- _Text for analysis_
*** Begin section ***

Felipe Calderón launched the war after being elected in 2006, and since then the US has donated at least $1.5bn – but the biggest costs have been human.

11 Dec 2016

On 10 December 2006, the newly inaugurated president, Felipe Calderón, launched Mexico’s war on drugs by sending 6,500 troops into his home state of Michoaćan, where rival cartels were engaged in tit-for-tat massacres as they battled over lucrative territory. The surge in violence had started in 2005, and a string of police and military operations by his predecessor Vicente Fox had failed to stem the bloodshed.

Calderón declared war eight days after taking power – a move widely seen as an attempt to boost his own legitimacy after a bitterly contested election victory. Within two months, around 20,000 troops were involved in operations across the country which initially attracted widespread support from communities tired of gun battles, gruesome execution-style murders and corrupt police.

Mexico ’s -Drug -War

The US has donated at least $1.5bn through the Merida Initiative since 2008 (another $1bn has been agreed by Congress – PDF), while Mexico has spent at least $54bn on security and defence since 2007. Critics say that this influx of cash has helped create an opaque security industry open to corruption at every level.

But the biggest costs have been human: since 2007, almost 200,000 people have been murdered and more than 28,000 reported as disappeared. In September 2014, 43 trainee teachers disappeared and are presumed to have been killed after they were attacked by corrupt police officers and handed over to drug gang members. The case – in which the Mexican army as well as corrupt politicians were implicated – has become emblematic of the violence perpetrated in heavily militarized zones.

*** End section ***

[Stored data entries]
*** Begin section ***

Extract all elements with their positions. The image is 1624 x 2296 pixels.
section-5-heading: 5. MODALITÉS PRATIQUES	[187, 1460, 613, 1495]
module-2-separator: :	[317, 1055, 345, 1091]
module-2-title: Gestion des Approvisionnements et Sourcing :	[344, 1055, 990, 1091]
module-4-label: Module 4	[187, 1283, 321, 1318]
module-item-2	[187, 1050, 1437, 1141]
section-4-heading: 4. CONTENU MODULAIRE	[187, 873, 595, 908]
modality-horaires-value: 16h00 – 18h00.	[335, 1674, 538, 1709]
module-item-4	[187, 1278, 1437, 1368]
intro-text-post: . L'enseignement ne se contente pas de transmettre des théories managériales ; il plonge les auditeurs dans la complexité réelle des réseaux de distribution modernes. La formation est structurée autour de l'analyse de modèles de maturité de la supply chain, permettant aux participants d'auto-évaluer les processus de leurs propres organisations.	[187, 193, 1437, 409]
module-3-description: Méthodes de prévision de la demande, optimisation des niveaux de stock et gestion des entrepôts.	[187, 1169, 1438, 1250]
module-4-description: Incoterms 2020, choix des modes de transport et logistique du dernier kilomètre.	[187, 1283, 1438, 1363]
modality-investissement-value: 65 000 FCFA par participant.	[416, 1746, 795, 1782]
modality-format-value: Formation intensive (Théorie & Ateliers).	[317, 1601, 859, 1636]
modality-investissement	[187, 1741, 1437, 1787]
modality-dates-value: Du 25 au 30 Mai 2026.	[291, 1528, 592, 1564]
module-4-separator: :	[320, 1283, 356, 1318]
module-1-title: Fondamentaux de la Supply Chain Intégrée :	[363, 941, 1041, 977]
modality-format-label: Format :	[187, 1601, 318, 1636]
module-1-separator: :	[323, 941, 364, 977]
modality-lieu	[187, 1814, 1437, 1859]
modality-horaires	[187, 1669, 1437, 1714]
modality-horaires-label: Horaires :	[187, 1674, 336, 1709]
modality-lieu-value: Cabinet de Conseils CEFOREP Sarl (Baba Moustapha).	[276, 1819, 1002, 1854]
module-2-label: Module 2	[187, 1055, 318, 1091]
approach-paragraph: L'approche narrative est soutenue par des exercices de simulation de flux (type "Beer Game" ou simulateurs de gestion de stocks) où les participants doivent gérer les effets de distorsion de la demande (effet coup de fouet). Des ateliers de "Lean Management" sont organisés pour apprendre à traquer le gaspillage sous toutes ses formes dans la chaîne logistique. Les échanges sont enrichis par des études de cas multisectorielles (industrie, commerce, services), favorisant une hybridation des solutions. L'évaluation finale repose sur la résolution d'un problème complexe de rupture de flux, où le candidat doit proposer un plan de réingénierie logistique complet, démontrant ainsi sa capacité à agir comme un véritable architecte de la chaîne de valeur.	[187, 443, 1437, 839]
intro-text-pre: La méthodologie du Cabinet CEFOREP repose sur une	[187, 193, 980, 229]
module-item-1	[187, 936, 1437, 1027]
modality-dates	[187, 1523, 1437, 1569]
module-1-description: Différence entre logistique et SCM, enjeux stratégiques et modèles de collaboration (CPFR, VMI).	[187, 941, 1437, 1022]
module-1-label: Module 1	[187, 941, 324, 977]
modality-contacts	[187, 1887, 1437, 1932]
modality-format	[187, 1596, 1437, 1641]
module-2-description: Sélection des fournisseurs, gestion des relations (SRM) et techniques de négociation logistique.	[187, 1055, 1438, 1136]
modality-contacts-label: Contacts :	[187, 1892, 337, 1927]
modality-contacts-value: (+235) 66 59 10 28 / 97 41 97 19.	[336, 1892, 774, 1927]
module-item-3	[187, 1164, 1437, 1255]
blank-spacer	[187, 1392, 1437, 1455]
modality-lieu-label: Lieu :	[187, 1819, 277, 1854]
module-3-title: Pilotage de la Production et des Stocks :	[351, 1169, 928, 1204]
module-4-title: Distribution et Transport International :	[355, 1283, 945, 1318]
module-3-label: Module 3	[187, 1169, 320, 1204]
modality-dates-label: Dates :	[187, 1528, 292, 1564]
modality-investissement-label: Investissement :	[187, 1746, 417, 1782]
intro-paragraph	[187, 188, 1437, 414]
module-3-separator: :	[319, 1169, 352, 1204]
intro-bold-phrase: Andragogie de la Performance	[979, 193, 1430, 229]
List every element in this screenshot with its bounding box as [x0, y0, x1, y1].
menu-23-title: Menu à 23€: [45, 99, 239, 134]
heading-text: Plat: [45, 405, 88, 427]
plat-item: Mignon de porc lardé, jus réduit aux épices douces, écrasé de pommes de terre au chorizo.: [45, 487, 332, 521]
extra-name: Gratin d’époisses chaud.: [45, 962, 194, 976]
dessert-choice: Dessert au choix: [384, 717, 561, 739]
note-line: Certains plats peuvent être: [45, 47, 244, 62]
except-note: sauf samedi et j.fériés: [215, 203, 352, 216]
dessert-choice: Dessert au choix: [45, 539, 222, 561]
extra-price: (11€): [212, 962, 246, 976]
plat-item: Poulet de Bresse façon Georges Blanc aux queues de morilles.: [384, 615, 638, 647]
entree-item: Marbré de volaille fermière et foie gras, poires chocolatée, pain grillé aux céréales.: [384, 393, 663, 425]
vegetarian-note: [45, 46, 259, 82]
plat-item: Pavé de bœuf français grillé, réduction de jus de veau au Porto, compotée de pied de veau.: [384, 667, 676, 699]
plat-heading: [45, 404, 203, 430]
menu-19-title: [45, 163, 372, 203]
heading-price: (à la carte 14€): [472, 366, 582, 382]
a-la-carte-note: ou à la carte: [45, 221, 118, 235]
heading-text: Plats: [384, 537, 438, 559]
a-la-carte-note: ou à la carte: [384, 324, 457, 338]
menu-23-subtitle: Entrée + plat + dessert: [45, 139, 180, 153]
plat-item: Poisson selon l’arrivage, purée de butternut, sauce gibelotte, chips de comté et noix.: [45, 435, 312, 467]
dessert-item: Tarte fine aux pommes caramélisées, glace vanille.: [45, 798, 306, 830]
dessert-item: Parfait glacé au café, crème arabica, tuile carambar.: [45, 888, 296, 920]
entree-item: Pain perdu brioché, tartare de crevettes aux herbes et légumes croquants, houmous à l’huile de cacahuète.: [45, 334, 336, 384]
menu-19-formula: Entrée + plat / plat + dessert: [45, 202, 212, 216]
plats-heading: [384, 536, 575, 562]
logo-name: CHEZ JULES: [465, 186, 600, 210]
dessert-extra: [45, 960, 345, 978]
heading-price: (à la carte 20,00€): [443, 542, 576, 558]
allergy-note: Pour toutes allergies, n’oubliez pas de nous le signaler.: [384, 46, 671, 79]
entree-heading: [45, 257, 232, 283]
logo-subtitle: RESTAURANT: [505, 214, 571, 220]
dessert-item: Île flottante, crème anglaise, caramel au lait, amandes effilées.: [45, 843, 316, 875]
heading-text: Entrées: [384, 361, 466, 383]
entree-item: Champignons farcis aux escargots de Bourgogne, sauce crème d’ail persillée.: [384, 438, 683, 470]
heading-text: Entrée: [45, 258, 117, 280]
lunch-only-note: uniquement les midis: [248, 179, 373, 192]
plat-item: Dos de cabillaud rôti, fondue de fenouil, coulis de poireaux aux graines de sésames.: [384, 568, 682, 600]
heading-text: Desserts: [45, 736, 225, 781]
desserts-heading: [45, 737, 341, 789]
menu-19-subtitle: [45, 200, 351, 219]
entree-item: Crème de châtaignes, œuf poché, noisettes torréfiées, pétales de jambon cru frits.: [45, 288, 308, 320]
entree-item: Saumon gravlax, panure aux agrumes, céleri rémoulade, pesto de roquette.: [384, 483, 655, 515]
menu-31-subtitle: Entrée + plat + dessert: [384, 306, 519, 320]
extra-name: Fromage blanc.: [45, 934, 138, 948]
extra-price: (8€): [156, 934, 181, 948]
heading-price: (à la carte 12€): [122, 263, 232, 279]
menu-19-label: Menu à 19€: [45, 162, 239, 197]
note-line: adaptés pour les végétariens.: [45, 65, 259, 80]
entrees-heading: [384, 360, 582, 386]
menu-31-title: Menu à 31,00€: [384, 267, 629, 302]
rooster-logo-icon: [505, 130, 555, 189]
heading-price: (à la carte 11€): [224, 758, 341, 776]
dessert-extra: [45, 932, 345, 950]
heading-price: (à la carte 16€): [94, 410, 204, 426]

*** End section ***

- _Using the information_
1 - From the article on Mexico's drug war, copy the passage starting at "Calderón declared war" and ending at "at every level.".
2 - According to the article on Mexico's drug war, how many troops did Felipe Calderón send into his home state when he launched the war?

- _Task solutions_
1 -
Calderón declared war eight days after taking power – a move widely seen as an attempt to boost his own legitimacy after a bitterly contested election victory. Within two months, around 20,000 troops were involved in operations across the country which initially attracted widespread support from communities tired of gun battles, gruesome execution-style murders and corrupt police.

Mexico ’s -Drug -War

The US has donated at least $1.5bn through the Merida Initiative since 2008 (another $1bn has been agreed by Congress – PDF), while Mexico has spent at least $54bn on security and defence since 2007. Critics say that this influx of cash has helped create an opaque security industry open to corruption at every level.

2 - 6,500 troops.